Problem to work on —
Take every line where the string "Minggu" appears and copy it.

-- Start Data in this exercise --

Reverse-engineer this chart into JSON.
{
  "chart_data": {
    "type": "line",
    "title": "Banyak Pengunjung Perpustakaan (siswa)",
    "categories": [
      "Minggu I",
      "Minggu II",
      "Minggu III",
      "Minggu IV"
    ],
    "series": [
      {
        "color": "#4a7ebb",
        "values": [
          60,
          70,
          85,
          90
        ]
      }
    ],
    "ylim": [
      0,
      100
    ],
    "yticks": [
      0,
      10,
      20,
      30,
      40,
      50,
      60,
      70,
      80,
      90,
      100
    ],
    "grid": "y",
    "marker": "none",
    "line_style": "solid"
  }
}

-- End Data in this exercise --

Answer for the task —
      "Minggu I",
      "Minggu II",
      "Minggu III",
      "Minggu IV"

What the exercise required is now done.